# EXERCISE DETAILS:
Reproduce the material verbatim, from its first line through the line containing "nav-player[interactable]: ≡玩家管理‹ [0, 154, 160, 189]", with both of those lines included.

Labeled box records
————
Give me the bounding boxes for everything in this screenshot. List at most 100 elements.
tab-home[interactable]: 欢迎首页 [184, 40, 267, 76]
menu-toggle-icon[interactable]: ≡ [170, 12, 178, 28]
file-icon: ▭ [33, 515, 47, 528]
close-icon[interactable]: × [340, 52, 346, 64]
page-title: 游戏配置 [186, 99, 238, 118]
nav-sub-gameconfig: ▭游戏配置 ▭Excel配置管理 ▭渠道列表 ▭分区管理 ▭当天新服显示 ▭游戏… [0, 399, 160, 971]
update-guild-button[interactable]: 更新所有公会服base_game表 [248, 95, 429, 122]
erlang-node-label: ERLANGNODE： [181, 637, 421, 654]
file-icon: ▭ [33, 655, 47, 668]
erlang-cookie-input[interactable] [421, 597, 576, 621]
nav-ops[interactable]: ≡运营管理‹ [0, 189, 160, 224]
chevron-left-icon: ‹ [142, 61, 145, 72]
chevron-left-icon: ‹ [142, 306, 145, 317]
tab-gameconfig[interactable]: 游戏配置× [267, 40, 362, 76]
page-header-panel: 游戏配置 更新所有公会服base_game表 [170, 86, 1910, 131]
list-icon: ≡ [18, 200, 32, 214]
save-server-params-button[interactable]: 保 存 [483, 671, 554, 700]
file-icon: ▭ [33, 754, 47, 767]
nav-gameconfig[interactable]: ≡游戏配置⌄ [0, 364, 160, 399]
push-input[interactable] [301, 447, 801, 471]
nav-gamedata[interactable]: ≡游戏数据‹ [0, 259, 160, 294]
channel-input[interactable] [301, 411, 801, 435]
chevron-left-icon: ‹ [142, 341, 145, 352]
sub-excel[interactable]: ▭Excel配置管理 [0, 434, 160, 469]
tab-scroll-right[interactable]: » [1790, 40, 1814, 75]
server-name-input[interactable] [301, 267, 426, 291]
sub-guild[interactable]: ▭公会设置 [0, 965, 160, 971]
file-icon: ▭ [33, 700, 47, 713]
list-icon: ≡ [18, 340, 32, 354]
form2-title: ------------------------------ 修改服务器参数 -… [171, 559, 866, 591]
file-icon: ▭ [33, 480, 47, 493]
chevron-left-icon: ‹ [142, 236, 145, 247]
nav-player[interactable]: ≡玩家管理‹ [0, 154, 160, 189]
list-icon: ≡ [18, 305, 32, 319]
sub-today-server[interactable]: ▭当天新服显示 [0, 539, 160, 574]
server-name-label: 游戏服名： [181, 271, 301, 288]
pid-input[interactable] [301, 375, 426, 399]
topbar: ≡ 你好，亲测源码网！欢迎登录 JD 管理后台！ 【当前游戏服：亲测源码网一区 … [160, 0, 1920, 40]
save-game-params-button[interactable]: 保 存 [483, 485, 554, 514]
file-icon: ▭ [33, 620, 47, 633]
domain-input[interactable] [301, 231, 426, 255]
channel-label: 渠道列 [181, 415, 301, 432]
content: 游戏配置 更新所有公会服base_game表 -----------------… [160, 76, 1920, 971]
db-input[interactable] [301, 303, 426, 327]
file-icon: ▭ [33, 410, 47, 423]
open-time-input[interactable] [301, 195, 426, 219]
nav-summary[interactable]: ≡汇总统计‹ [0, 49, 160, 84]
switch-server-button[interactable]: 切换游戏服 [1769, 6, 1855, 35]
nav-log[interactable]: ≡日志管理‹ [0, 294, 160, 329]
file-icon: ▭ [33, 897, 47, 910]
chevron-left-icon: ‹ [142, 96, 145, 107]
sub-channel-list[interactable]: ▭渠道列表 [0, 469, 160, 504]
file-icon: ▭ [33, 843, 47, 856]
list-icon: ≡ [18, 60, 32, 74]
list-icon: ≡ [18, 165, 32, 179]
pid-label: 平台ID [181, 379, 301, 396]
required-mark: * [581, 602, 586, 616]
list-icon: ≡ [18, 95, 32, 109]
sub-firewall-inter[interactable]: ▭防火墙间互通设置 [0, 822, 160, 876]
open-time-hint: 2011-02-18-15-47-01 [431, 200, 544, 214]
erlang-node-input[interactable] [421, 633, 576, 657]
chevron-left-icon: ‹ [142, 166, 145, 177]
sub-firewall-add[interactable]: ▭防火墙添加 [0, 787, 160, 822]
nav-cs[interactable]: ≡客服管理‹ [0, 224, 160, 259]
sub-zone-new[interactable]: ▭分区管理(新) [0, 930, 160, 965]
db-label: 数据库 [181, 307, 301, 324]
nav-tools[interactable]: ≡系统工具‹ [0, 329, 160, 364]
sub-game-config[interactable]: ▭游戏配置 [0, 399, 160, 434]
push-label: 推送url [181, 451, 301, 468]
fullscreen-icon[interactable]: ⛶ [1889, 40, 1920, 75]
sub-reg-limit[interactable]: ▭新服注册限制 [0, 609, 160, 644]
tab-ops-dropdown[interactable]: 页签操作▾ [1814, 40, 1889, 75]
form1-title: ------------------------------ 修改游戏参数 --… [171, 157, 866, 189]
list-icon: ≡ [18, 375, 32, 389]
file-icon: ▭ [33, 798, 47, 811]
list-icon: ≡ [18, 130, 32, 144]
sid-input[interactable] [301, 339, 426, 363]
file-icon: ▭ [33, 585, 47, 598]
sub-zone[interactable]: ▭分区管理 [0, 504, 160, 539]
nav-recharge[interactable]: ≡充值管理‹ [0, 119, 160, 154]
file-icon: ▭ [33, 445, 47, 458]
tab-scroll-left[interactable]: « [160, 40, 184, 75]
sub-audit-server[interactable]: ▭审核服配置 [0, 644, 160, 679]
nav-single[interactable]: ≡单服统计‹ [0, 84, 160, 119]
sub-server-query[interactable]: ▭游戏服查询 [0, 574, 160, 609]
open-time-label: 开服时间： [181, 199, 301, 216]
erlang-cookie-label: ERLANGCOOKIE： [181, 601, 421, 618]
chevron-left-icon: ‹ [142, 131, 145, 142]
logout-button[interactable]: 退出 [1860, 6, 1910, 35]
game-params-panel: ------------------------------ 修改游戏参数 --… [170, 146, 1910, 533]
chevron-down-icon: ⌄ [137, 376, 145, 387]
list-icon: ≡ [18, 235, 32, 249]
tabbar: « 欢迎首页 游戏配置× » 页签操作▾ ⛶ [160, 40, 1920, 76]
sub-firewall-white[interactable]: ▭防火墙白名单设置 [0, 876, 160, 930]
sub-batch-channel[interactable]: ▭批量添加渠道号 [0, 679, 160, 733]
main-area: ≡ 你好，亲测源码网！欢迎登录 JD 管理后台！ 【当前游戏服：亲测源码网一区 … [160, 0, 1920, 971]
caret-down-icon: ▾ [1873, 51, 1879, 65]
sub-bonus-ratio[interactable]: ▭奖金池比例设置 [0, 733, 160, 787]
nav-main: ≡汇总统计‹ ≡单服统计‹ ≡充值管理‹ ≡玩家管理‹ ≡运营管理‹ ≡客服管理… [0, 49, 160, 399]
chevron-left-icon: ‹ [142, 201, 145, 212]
————
# SOLUTION TO THIS EXERCISE:
Give me the bounding boxes for everything in this screenshot. List at most 100 elements.
tab-home[interactable]: 欢迎首页 [184, 40, 267, 76]
menu-toggle-icon[interactable]: ≡ [170, 12, 178, 28]
file-icon: ▭ [33, 515, 47, 528]
close-icon[interactable]: × [340, 52, 346, 64]
page-title: 游戏配置 [186, 99, 238, 118]
nav-sub-gameconfig: ▭游戏配置 ▭Excel配置管理 ▭渠道列表 ▭分区管理 ▭当天新服显示 ▭游戏… [0, 399, 160, 971]
update-guild-button[interactable]: 更新所有公会服base_game表 [248, 95, 429, 122]
erlang-node-label: ERLANGNODE： [181, 637, 421, 654]
file-icon: ▭ [33, 655, 47, 668]
erlang-cookie-input[interactable] [421, 597, 576, 621]
nav-ops[interactable]: ≡运营管理‹ [0, 189, 160, 224]
chevron-left-icon: ‹ [142, 61, 145, 72]
chevron-left-icon: ‹ [142, 306, 145, 317]
tab-gameconfig[interactable]: 游戏配置× [267, 40, 362, 76]
page-header-panel: 游戏配置 更新所有公会服base_game表 [170, 86, 1910, 131]
list-icon: ≡ [18, 200, 32, 214]
save-server-params-button[interactable]: 保 存 [483, 671, 554, 700]
file-icon: ▭ [33, 754, 47, 767]
nav-gameconfig[interactable]: ≡游戏配置⌄ [0, 364, 160, 399]
push-input[interactable] [301, 447, 801, 471]
nav-gamedata[interactable]: ≡游戏数据‹ [0, 259, 160, 294]
channel-input[interactable] [301, 411, 801, 435]
chevron-left-icon: ‹ [142, 341, 145, 352]
sub-excel[interactable]: ▭Excel配置管理 [0, 434, 160, 469]
tab-scroll-right[interactable]: » [1790, 40, 1814, 75]
server-name-input[interactable] [301, 267, 426, 291]
sub-guild[interactable]: ▭公会设置 [0, 965, 160, 971]
file-icon: ▭ [33, 700, 47, 713]
list-icon: ≡ [18, 340, 32, 354]
form2-title: ------------------------------ 修改服务器参数 -… [171, 559, 866, 591]
file-icon: ▭ [33, 480, 47, 493]
chevron-left-icon: ‹ [142, 236, 145, 247]
nav-player[interactable]: ≡玩家管理‹ [0, 154, 160, 189]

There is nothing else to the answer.